[What needs to be done]: With the pictures left out, copy the listing below exactly.

[Information provided]:
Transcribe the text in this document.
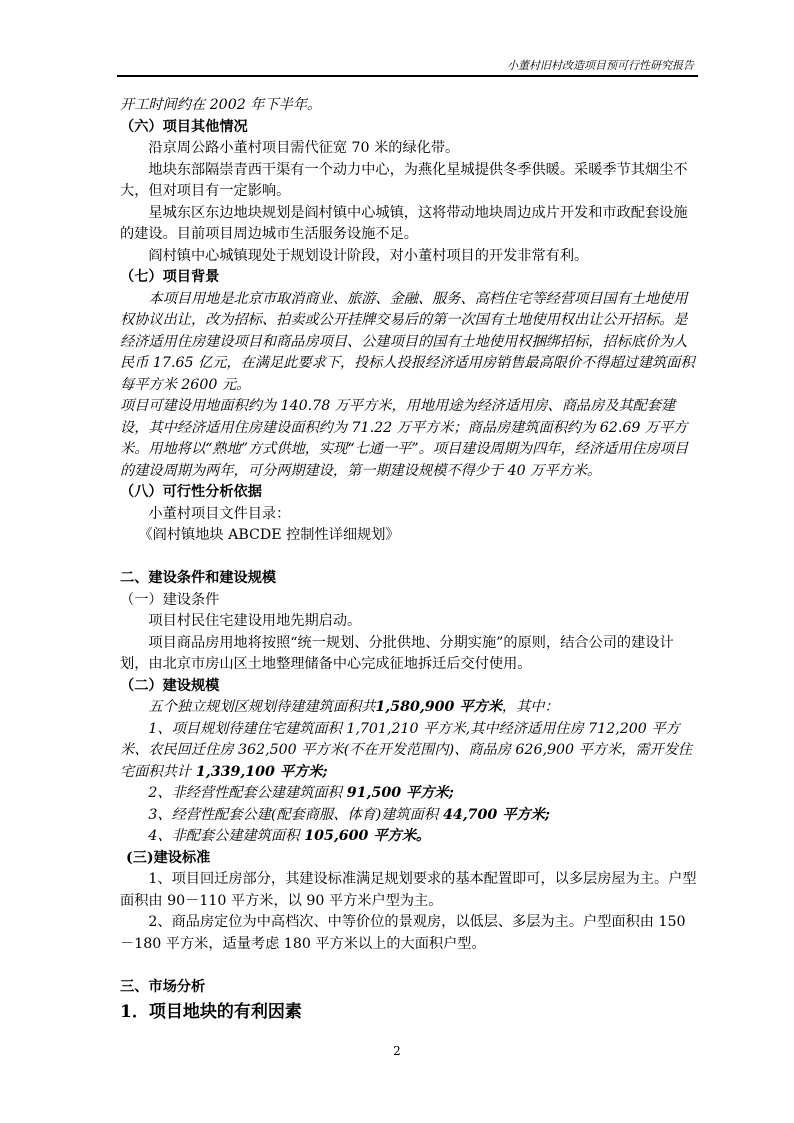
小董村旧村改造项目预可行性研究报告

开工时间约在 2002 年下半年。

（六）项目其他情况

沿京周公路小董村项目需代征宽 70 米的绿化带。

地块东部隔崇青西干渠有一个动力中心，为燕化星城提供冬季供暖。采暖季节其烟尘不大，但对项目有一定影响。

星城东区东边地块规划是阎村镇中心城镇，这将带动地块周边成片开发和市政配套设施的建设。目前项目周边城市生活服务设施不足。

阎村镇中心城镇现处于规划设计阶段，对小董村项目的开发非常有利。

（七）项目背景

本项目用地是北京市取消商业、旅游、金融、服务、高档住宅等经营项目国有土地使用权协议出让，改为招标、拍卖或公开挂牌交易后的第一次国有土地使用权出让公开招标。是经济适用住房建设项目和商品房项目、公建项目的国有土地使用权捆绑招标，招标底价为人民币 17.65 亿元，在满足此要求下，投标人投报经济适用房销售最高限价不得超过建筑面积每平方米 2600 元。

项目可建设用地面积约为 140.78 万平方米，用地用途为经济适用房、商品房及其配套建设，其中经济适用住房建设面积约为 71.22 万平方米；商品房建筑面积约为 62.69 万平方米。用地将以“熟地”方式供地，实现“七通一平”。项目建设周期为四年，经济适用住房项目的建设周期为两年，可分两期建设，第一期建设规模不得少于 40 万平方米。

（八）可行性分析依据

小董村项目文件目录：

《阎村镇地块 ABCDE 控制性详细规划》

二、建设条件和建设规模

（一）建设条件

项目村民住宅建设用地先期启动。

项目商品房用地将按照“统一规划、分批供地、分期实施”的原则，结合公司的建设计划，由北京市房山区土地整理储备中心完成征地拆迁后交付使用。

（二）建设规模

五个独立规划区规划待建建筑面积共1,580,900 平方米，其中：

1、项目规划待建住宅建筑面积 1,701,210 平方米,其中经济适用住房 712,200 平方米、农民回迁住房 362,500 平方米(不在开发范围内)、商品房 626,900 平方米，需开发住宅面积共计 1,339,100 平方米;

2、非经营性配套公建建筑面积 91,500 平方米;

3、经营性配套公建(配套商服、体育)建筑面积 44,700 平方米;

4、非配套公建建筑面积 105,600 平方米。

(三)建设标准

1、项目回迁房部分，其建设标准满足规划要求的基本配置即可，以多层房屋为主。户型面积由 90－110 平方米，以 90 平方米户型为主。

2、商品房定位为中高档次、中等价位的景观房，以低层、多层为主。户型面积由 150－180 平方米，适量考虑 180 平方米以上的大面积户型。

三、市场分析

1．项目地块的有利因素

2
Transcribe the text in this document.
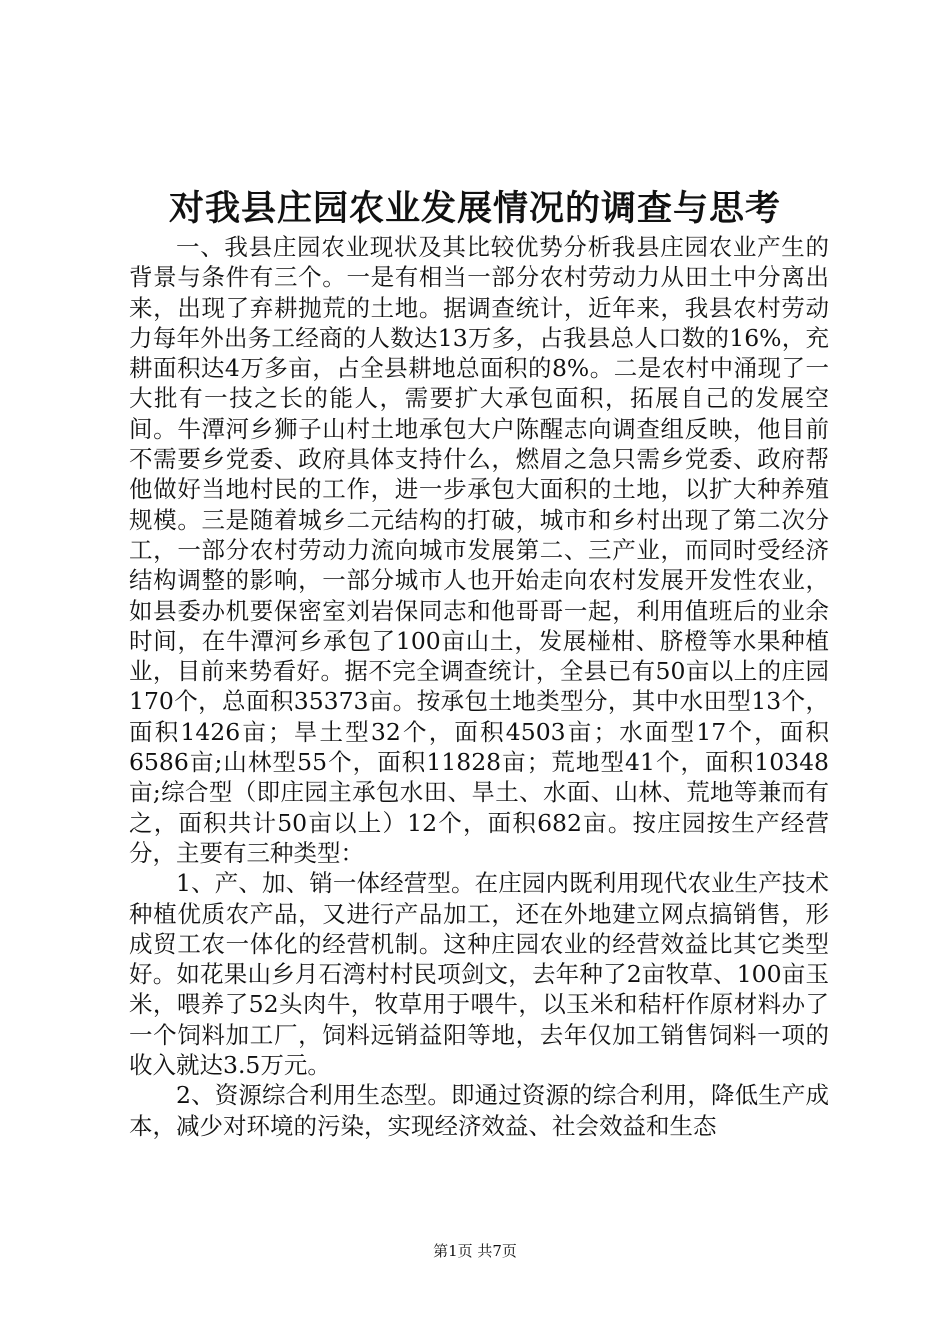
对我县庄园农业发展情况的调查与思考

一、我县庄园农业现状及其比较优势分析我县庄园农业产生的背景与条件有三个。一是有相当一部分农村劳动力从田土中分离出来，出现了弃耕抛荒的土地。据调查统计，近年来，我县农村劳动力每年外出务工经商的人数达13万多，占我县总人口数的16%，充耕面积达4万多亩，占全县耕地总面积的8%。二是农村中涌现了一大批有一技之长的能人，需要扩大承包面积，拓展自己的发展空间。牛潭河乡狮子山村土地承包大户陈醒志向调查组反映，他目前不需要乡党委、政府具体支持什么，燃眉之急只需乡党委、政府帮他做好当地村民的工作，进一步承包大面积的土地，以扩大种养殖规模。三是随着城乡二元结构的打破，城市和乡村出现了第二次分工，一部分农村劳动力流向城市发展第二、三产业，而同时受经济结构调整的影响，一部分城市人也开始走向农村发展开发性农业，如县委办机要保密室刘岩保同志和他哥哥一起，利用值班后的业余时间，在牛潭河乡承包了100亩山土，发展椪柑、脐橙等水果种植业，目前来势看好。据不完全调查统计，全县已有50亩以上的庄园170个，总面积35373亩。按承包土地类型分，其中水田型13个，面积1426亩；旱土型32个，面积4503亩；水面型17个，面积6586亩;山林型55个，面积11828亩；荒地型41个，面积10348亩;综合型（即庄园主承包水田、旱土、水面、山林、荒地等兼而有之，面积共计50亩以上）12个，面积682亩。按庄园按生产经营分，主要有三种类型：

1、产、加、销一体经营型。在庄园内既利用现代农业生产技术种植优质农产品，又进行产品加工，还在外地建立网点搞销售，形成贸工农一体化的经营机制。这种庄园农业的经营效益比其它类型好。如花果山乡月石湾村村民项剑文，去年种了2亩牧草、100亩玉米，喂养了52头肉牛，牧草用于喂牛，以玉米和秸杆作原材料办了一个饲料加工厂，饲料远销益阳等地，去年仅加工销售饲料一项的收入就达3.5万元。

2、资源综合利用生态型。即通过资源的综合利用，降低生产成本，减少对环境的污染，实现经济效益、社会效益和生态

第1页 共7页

[Task solution]:
Transcribe the text in this document.
小董村旧村改造项目预可行性研究报告

开工时间约在 2002 年下半年。

（六）项目其他情况

沿京周公路小董村项目需代征宽 70 米的绿化带。

地块东部隔崇青西干渠有一个动力中心，为燕化星城提供冬季供暖。采暖季节其烟尘不大，但对项目有一定影响。

星城东区东边地块规划是阎村镇中心城镇，这将带动地块周边成片开发和市政配套设施的建设。目前项目周边城市生活服务设施不足。

阎村镇中心城镇现处于规划设计阶段，对小董村项目的开发非常有利。

（七）项目背景

本项目用地是北京市取消商业、旅游、金融、服务、高档住宅等经营项目国有土地使用权协议出让，改为招标、拍卖或公开挂牌交易后的第一次国有土地使用权出让公开招标。是经济适用住房建设项目和商品房项目、公建项目的国有土地使用权捆绑招标，招标底价为人民币 17.65 亿元，在满足此要求下，投标人投报经济适用房销售最高限价不得超过建筑面积每平方米 2600 元。

项目可建设用地面积约为 140.78 万平方米，用地用途为经济适用房、商品房及其配套建设，其中经济适用住房建设面积约为 71.22 万平方米；商品房建筑面积约为 62.69 万平方米。用地将以“熟地”方式供地，实现“七通一平”。项目建设周期为四年，经济适用住房项目的建设周期为两年，可分两期建设，第一期建设规模不得少于 40 万平方米。

（八）可行性分析依据

小董村项目文件目录：

《阎村镇地块 ABCDE 控制性详细规划》

二、建设条件和建设规模

（一）建设条件

项目村民住宅建设用地先期启动。

项目商品房用地将按照“统一规划、分批供地、分期实施”的原则，结合公司的建设计划，由北京市房山区土地整理储备中心完成征地拆迁后交付使用。

（二）建设规模

五个独立规划区规划待建建筑面积共1,580,900 平方米，其中：

1、项目规划待建住宅建筑面积 1,701,210 平方米,其中经济适用住房 712,200 平方米、农民回迁住房 362,500 平方米(不在开发范围内)、商品房 626,900 平方米，需开发住宅面积共计 1,339,100 平方米;

2、非经营性配套公建建筑面积 91,500 平方米;

3、经营性配套公建(配套商服、体育)建筑面积 44,700 平方米;

4、非配套公建建筑面积 105,600 平方米。

(三)建设标准

1、项目回迁房部分，其建设标准满足规划要求的基本配置即可，以多层房屋为主。户型面积由 90－110 平方米，以 90 平方米户型为主。

2、商品房定位为中高档次、中等价位的景观房，以低层、多层为主。户型面积由 150－180 平方米，适量考虑 180 平方米以上的大面积户型。

三、市场分析

1．项目地块的有利因素

2
Transcribe the text in this document.
对我县庄园农业发展情况的调查与思考

一、我县庄园农业现状及其比较优势分析我县庄园农业产生的背景与条件有三个。一是有相当一部分农村劳动力从田土中分离出来，出现了弃耕抛荒的土地。据调查统计，近年来，我县农村劳动力每年外出务工经商的人数达13万多，占我县总人口数的16%，充耕面积达4万多亩，占全县耕地总面积的8%。二是农村中涌现了一大批有一技之长的能人，需要扩大承包面积，拓展自己的发展空间。牛潭河乡狮子山村土地承包大户陈醒志向调查组反映，他目前不需要乡党委、政府具体支持什么，燃眉之急只需乡党委、政府帮他做好当地村民的工作，进一步承包大面积的土地，以扩大种养殖规模。三是随着城乡二元结构的打破，城市和乡村出现了第二次分工，一部分农村劳动力流向城市发展第二、三产业，而同时受经济结构调整的影响，一部分城市人也开始走向农村发展开发性农业，如县委办机要保密室刘岩保同志和他哥哥一起，利用值班后的业余时间，在牛潭河乡承包了100亩山土，发展椪柑、脐橙等水果种植业，目前来势看好。据不完全调查统计，全县已有50亩以上的庄园170个，总面积35373亩。按承包土地类型分，其中水田型13个，面积1426亩；旱土型32个，面积4503亩；水面型17个，面积6586亩;山林型55个，面积11828亩；荒地型41个，面积10348亩;综合型（即庄园主承包水田、旱土、水面、山林、荒地等兼而有之，面积共计50亩以上）12个，面积682亩。按庄园按生产经营分，主要有三种类型：

1、产、加、销一体经营型。在庄园内既利用现代农业生产技术种植优质农产品，又进行产品加工，还在外地建立网点搞销售，形成贸工农一体化的经营机制。这种庄园农业的经营效益比其它类型好。如花果山乡月石湾村村民项剑文，去年种了2亩牧草、100亩玉米，喂养了52头肉牛，牧草用于喂牛，以玉米和秸杆作原材料办了一个饲料加工厂，饲料远销益阳等地，去年仅加工销售饲料一项的收入就达3.5万元。

2、资源综合利用生态型。即通过资源的综合利用，降低生产成本，减少对环境的污染，实现经济效益、社会效益和生态

第1页 共7页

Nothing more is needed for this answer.